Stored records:
+===+

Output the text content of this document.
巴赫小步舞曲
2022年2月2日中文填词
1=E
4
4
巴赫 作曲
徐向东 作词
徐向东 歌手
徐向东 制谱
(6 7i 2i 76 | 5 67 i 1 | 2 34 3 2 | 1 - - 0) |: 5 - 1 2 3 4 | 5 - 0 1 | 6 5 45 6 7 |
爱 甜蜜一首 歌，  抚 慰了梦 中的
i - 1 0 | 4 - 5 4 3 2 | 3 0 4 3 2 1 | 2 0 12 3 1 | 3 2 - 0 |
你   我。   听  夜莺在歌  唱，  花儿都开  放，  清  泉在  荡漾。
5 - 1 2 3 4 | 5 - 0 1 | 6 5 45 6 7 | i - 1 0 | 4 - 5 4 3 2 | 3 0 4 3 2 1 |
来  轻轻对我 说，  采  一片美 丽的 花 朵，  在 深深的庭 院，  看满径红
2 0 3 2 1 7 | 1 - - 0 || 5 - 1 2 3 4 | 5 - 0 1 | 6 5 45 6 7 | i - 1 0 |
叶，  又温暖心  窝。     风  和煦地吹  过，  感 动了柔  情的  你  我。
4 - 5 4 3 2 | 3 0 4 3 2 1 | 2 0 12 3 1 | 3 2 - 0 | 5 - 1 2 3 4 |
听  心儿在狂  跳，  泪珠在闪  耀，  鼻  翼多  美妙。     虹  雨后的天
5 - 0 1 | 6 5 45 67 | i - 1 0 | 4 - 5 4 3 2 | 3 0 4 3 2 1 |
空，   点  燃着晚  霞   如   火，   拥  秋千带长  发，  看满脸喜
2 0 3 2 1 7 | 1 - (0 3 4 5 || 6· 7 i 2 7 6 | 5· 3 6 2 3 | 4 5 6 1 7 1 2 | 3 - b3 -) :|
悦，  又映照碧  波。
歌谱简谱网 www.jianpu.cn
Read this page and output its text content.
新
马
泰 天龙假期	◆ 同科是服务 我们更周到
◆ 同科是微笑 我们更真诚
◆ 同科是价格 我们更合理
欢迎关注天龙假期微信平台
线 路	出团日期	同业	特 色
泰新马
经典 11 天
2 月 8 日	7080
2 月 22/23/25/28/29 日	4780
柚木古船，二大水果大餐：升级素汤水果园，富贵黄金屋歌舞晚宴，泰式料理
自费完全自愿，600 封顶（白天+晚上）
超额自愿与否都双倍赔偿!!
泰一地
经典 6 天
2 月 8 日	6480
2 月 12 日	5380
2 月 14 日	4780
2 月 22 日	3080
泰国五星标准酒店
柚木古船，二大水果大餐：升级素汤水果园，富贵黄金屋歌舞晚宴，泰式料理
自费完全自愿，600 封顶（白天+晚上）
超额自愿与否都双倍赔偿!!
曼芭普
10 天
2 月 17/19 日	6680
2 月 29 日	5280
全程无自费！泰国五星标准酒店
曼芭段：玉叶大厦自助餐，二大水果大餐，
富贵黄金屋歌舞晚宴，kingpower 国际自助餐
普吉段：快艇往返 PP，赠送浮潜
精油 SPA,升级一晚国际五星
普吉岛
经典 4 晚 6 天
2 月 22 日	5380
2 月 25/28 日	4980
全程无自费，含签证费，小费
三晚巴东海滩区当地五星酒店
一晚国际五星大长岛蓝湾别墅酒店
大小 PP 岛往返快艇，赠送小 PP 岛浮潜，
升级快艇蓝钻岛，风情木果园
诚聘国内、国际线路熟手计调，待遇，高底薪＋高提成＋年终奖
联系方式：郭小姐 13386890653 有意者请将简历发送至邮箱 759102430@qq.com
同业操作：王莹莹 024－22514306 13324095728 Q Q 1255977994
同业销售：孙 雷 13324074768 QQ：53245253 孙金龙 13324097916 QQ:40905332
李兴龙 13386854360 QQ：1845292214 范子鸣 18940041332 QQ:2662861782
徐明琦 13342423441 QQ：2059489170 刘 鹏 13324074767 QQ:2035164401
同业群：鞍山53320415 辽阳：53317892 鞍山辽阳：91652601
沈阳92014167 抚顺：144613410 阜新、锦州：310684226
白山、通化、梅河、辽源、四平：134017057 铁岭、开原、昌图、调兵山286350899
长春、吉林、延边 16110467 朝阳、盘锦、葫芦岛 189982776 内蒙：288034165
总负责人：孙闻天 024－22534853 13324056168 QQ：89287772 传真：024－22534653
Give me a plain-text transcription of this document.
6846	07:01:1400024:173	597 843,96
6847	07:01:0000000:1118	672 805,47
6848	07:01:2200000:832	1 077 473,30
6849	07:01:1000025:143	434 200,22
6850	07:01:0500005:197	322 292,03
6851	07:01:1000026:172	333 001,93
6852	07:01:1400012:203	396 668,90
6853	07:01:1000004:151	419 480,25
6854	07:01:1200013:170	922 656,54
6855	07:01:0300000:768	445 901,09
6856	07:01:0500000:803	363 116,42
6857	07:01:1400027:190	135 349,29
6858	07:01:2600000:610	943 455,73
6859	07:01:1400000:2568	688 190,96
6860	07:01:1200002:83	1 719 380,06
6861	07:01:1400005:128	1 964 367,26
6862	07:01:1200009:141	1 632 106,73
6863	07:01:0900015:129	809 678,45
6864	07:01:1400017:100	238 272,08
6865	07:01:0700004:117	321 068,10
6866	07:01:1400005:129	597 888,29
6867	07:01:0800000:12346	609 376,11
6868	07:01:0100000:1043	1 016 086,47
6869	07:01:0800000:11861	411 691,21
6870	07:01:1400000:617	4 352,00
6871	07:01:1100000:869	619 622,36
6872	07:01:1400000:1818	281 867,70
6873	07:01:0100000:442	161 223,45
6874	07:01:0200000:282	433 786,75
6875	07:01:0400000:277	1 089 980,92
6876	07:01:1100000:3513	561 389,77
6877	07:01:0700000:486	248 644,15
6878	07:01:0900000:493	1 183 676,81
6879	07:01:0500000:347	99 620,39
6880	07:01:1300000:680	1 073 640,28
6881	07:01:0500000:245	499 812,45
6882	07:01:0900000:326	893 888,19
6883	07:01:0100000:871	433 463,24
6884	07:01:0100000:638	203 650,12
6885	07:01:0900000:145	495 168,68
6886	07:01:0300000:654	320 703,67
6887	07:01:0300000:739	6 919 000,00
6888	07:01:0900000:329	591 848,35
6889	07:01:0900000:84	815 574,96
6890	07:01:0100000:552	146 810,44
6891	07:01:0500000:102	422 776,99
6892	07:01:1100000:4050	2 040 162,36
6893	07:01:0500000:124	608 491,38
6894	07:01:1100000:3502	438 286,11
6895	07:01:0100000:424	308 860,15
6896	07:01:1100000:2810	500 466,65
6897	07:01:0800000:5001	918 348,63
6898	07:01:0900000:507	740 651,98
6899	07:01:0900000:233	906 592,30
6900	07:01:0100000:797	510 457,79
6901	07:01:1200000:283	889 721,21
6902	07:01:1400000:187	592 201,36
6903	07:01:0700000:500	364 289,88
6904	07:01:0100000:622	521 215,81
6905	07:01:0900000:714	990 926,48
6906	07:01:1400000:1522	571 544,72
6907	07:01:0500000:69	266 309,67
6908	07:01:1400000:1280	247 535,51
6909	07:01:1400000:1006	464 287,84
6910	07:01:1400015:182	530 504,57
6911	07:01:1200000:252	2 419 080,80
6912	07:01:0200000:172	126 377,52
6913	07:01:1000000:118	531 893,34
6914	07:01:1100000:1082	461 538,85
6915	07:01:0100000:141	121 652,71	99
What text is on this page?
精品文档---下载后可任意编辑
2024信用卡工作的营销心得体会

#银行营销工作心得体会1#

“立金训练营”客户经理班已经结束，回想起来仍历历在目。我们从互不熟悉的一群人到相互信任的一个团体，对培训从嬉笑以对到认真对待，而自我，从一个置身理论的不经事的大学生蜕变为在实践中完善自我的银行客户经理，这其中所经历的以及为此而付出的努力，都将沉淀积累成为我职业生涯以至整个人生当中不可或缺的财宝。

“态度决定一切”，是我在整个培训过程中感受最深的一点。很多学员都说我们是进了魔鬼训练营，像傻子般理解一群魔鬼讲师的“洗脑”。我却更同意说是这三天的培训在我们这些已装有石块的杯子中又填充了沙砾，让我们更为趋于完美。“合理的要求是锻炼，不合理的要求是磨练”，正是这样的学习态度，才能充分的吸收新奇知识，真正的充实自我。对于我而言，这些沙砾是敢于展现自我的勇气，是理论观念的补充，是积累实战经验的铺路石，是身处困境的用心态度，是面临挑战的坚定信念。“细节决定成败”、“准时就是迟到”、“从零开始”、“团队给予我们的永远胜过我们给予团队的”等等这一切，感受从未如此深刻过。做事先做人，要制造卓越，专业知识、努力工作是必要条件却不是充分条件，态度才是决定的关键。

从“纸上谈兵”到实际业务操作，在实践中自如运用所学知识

+===+

The exercise
Copy out each line of the data containing the string "this".

Full solution
Output the text content of this document.
Read this page and output its text content.
Give me a plain-text transcription of this document.
What text is on this page?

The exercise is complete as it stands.